§ **Exercise prompt**
Repeat each line word for word.

────────────────────────────────────────

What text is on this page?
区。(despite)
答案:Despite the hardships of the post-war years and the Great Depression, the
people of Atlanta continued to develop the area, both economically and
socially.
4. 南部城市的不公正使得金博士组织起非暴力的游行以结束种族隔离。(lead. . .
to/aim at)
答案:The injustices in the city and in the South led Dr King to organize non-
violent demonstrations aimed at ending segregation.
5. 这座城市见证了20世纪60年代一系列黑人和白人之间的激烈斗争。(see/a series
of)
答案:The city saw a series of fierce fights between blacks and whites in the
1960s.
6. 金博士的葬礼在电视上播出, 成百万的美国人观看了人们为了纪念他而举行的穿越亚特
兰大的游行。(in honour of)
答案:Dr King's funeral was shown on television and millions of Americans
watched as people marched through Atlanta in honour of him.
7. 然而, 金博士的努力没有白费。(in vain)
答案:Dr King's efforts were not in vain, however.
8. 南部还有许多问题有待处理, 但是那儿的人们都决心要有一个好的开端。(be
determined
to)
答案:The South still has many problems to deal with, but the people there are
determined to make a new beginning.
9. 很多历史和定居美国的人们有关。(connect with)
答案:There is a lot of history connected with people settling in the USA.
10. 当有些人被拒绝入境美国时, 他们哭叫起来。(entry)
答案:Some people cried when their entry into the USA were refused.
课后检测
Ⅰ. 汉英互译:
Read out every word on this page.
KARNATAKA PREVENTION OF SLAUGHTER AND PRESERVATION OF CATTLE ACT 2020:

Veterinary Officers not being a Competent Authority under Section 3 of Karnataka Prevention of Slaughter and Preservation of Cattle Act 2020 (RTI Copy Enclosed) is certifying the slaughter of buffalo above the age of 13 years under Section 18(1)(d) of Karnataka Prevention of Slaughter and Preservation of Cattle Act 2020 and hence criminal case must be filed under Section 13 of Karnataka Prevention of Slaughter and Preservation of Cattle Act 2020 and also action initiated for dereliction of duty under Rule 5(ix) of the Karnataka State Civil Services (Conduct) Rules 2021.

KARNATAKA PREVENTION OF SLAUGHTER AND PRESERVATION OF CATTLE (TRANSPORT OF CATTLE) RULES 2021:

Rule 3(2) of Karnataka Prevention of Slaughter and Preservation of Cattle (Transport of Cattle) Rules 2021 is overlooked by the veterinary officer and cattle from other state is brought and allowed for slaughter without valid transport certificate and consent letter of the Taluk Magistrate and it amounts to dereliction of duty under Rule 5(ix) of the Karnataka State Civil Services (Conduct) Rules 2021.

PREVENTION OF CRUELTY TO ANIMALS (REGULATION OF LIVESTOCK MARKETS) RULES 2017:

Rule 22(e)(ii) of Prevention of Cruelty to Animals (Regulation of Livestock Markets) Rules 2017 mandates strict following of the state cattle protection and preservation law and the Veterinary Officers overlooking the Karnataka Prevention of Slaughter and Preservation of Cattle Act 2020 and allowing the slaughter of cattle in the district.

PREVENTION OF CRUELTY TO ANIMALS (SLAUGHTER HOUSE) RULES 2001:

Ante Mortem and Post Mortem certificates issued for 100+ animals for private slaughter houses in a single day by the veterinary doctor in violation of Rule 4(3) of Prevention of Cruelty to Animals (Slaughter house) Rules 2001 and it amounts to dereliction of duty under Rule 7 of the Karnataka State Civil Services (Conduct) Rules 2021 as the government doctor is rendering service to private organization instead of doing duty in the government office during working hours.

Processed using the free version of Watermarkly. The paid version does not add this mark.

────────────────────────────────────────

§ **Answer for this exercise**
What text is on this page?
区。(despite)
答案:Despite the hardships of the post-war years and the Great Depression, the
people of Atlanta continued to develop the area, both economically and
socially.
4. 南部城市的不公正使得金博士组织起非暴力的游行以结束种族隔离。(lead. . .
to/aim at)
答案:The injustices in the city and in the South led Dr King to organize non-
violent demonstrations aimed at ending segregation.
5. 这座城市见证了20世纪60年代一系列黑人和白人之间的激烈斗争。(see/a series
of)
答案:The city saw a series of fierce fights between blacks and whites in the
1960s.
6. 金博士的葬礼在电视上播出, 成百万的美国人观看了人们为了纪念他而举行的穿越亚特
兰大的游行。(in honour of)
答案:Dr King's funeral was shown on television and millions of Americans
watched as people marched through Atlanta in honour of him.
7. 然而, 金博士的努力没有白费。(in vain)
答案:Dr King's efforts were not in vain, however.
8. 南部还有许多问题有待处理, 但是那儿的人们都决心要有一个好的开端。(be
determined
to)
答案:The South still has many problems to deal with, but the people there are
determined to make a new beginning.
9. 很多历史和定居美国的人们有关。(connect with)
答案:There is a lot of history connected with people settling in the USA.
10. 当有些人被拒绝入境美国时, 他们哭叫起来。(entry)
答案:Some people cried when their entry into the USA were refused.
课后检测
Ⅰ. 汉英互译:
Read out every word on this page.
KARNATAKA PREVENTION OF SLAUGHTER AND PRESERVATION OF CATTLE ACT 2020:

Veterinary Officers not being a Competent Authority under Section 3 of Karnataka Prevention of Slaughter and Preservation of Cattle Act 2020 (RTI Copy Enclosed) is certifying the slaughter of buffalo above the age of 13 years under Section 18(1)(d) of Karnataka Prevention of Slaughter and Preservation of Cattle Act 2020 and hence criminal case must be filed under Section 13 of Karnataka Prevention of Slaughter and Preservation of Cattle Act 2020 and also action initiated for dereliction of duty under Rule 5(ix) of the Karnataka State Civil Services (Conduct) Rules 2021.

KARNATAKA PREVENTION OF SLAUGHTER AND PRESERVATION OF CATTLE (TRANSPORT OF CATTLE) RULES 2021:

Rule 3(2) of Karnataka Prevention of Slaughter and Preservation of Cattle (Transport of Cattle) Rules 2021 is overlooked by the veterinary officer and cattle from other state is brought and allowed for slaughter without valid transport certificate and consent letter of the Taluk Magistrate and it amounts to dereliction of duty under Rule 5(ix) of the Karnataka State Civil Services (Conduct) Rules 2021.

PREVENTION OF CRUELTY TO ANIMALS (REGULATION OF LIVESTOCK MARKETS) RULES 2017:

Rule 22(e)(ii) of Prevention of Cruelty to Animals (Regulation of Livestock Markets) Rules 2017 mandates strict following of the state cattle protection and preservation law and the Veterinary Officers overlooking the Karnataka Prevention of Slaughter and Preservation of Cattle Act 2020 and allowing the slaughter of cattle in the district.

PREVENTION OF CRUELTY TO ANIMALS (SLAUGHTER HOUSE) RULES 2001:

Ante Mortem and Post Mortem certificates issued for 100+ animals for private slaughter houses in a single day by the veterinary doctor in violation of Rule 4(3) of Prevention of Cruelty to Animals (Slaughter house) Rules 2001 and it amounts to dereliction of duty under Rule 7 of the Karnataka State Civil Services (Conduct) Rules 2021 as the government doctor is rendering service to private organization instead of doing duty in the government office during working hours.

Processed using the free version of Watermarkly. The paid version does not add this mark.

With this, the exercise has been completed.